[Stored entries]
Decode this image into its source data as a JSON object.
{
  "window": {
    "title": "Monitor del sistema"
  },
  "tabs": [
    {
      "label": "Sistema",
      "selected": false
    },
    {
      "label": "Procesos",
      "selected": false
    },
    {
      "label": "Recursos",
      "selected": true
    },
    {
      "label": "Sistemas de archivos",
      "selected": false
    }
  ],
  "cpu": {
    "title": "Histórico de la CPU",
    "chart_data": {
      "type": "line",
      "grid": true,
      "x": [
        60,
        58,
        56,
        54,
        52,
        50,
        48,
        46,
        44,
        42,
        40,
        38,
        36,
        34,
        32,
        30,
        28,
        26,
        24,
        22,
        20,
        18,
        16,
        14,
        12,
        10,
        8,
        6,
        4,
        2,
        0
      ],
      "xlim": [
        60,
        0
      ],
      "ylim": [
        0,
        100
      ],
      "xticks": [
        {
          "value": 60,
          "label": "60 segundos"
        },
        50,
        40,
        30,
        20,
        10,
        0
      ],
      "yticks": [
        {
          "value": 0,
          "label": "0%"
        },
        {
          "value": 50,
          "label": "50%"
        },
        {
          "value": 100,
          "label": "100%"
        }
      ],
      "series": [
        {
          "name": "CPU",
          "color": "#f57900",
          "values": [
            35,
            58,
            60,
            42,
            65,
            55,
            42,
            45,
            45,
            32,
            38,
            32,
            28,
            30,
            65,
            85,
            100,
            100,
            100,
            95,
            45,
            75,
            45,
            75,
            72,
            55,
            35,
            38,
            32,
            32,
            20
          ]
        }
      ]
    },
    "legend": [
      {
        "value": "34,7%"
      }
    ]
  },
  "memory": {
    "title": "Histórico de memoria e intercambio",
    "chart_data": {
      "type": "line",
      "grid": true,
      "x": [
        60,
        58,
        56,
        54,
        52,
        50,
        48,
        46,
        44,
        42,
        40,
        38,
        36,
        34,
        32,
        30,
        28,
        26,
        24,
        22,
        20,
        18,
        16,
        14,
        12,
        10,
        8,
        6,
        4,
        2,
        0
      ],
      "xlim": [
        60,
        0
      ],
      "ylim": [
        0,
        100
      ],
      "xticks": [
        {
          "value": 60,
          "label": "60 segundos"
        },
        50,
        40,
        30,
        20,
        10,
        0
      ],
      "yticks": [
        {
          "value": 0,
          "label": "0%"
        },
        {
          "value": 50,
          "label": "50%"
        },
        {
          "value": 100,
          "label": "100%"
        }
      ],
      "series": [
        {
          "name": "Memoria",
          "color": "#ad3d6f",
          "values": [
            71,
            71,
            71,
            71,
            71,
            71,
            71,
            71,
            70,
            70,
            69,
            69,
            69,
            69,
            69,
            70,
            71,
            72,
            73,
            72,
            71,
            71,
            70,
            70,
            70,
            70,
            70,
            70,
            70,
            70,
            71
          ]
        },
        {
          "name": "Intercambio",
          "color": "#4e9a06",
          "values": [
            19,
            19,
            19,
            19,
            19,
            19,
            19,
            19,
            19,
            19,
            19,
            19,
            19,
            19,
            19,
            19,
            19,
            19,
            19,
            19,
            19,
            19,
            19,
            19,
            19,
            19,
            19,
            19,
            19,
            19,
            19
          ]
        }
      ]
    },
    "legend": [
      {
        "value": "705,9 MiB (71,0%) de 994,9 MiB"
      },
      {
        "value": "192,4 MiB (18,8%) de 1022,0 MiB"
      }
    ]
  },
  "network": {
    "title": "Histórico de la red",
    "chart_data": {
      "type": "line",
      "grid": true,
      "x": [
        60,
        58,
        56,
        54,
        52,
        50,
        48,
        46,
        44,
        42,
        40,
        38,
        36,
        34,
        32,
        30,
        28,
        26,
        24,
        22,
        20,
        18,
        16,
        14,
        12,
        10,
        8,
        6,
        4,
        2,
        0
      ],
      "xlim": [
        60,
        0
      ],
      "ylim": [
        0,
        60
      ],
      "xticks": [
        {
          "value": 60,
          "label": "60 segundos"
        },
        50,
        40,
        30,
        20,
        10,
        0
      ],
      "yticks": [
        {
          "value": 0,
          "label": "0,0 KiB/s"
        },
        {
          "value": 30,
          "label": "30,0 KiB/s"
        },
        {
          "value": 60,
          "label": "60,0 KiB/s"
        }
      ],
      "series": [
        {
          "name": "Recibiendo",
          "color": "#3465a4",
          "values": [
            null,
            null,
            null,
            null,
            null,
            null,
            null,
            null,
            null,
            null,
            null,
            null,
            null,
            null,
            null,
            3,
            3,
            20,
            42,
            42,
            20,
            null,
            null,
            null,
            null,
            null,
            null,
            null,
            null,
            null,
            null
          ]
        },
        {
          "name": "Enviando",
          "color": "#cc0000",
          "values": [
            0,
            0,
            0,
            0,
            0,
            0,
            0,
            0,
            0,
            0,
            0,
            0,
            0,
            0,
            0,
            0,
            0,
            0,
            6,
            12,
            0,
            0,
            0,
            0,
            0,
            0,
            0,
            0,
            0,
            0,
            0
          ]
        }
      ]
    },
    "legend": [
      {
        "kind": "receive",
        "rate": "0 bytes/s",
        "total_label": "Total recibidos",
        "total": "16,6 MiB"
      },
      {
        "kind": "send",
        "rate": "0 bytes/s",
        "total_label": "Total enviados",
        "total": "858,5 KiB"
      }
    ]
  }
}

## The task
Take the data above and return it exactly.

## Worked solution
Decode this image into its source data as a JSON object.
{
  "window": {
    "title": "Monitor del sistema"
  },
  "tabs": [
    {
      "label": "Sistema",
      "selected": false
    },
    {
      "label": "Procesos",
      "selected": false
    },
    {
      "label": "Recursos",
      "selected": true
    },
    {
      "label": "Sistemas de archivos",
      "selected": false
    }
  ],
  "cpu": {
    "title": "Histórico de la CPU",
    "chart_data": {
      "type": "line",
      "grid": true,
      "x": [
        60,
        58,
        56,
        54,
        52,
        50,
        48,
        46,
        44,
        42,
        40,
        38,
        36,
        34,
        32,
        30,
        28,
        26,
        24,
        22,
        20,
        18,
        16,
        14,
        12,
        10,
        8,
        6,
        4,
        2,
        0
      ],
      "xlim": [
        60,
        0
      ],
      "ylim": [
        0,
        100
      ],
      "xticks": [
        {
          "value": 60,
          "label": "60 segundos"
        },
        50,
        40,
        30,
        20,
        10,
        0
      ],
      "yticks": [
        {
          "value": 0,
          "label": "0%"
        },
        {
          "value": 50,
          "label": "50%"
        },
        {
          "value": 100,
          "label": "100%"
        }
      ],
      "series": [
        {
          "name": "CPU",
          "color": "#f57900",
          "values": [
            35,
            58,
            60,
            42,
            65,
            55,
            42,
            45,
            45,
            32,
            38,
            32,
            28,
            30,
            65,
            85,
            100,
            100,
            100,
            95,
            45,
            75,
            45,
            75,
            72,
            55,
            35,
            38,
            32,
            32,
            20
          ]
        }
      ]
    },
    "legend": [
      {
        "value": "34,7%"
      }
    ]
  },
  "memory": {
    "title": "Histórico de memoria e intercambio",
    "chart_data": {
      "type": "line",
      "grid": true,
      "x": [
        60,
        58,
        56,
        54,
        52,
        50,
        48,
        46,
        44,
        42,
        40,
        38,
        36,
        34,
        32,
        30,
        28,
        26,
        24,
        22,
        20,
        18,
        16,
        14,
        12,
        10,
        8,
        6,
        4,
        2,
        0
      ],
      "xlim": [
        60,
        0
      ],
      "ylim": [
        0,
        100
      ],
      "xticks": [
        {
          "value": 60,
          "label": "60 segundos"
        },
        50,
        40,
        30,
        20,
        10,
        0
      ],
      "yticks": [
        {
          "value": 0,
          "label": "0%"
        },
        {
          "value": 50,
          "label": "50%"
        },
        {
          "value": 100,
          "label": "100%"
        }
      ],
      "series": [
        {
          "name": "Memoria",
          "color": "#ad3d6f",
          "values": [
            71,
            71,
            71,
            71,
            71,
            71,
            71,
            71,
            70,
            70,
            69,
            69,
            69,
            69,
            69,
            70,
            71,
            72,
            73,
            72,
            71,
            71,
            70,
            70,
            70,
            70,
            70,
            70,
            70,
            70,
            71
          ]
        },
        {
          "name": "Intercambio",
          "color": "#4e9a06",
          "values": [
            19,
            19,
            19,
            19,
            19,
            19,
            19,
            19,
            19,
            19,
            19,
            19,
            19,
            19,
            19,
            19,
            19,
            19,
            19,
            19,
            19,
            19,
            19,
            19,
            19,
            19,
            19,
            19,
            19,
            19,
            19
          ]
        }
      ]
    },
    "legend": [
      {
        "value": "705,9 MiB (71,0%) de 994,9 MiB"
      },
      {
        "value": "192,4 MiB (18,8%) de 1022,0 MiB"
      }
    ]
  },
  "network": {
    "title": "Histórico de la red",
    "chart_data": {
      "type": "line",
      "grid": true,
      "x": [
        60,
        58,
        56,
        54,
        52,
        50,
        48,
        46,
        44,
        42,
        40,
        38,
        36,
        34,
        32,
        30,
        28,
        26,
        24,
        22,
        20,
        18,
        16,
        14,
        12,
        10,
        8,
        6,
        4,
        2,
        0
      ],
      "xlim": [
        60,
        0
      ],
      "ylim": [
        0,
        60
      ],
      "xticks": [
        {
          "value": 60,
          "label": "60 segundos"
        },
        50,
        40,
        30,
        20,
        10,
        0
      ],
      "yticks": [
        {
          "value": 0,
          "label": "0,0 KiB/s"
        },
        {
          "value": 30,
          "label": "30,0 KiB/s"
        },
        {
          "value": 60,
          "label": "60,0 KiB/s"
        }
      ],
      "series": [
        {
          "name": "Recibiendo",
          "color": "#3465a4",
          "values": [
            null,
            null,
            null,
            null,
            null,
            null,
            null,
            null,
            null,
            null,
            null,
            null,
            null,
            null,
            null,
            3,
            3,
            20,
            42,
            42,
            20,
            null,
            null,
            null,
            null,
            null,
            null,
            null,
            null,
            null,
            null
          ]
        },
        {
          "name": "Enviando",
          "color": "#cc0000",
          "values": [
            0,
            0,
            0,
            0,
            0,
            0,
            0,
            0,
            0,
            0,
            0,
            0,
            0,
            0,
            0,
            0,
            0,
            0,
            6,
            12,
            0,
            0,
            0,
            0,
            0,
            0,
            0,
            0,
            0,
            0,
            0
          ]
        }
      ]
    },
    "legend": [
      {
        "kind": "receive",
        "rate": "0 bytes/s",
        "total_label": "Total recibidos",
        "total": "16,6 MiB"
      },
      {
        "kind": "send",
        "rate": "0 bytes/s",
        "total_label": "Total enviados",
        "total": "858,5 KiB"
      }
    ]
  }
}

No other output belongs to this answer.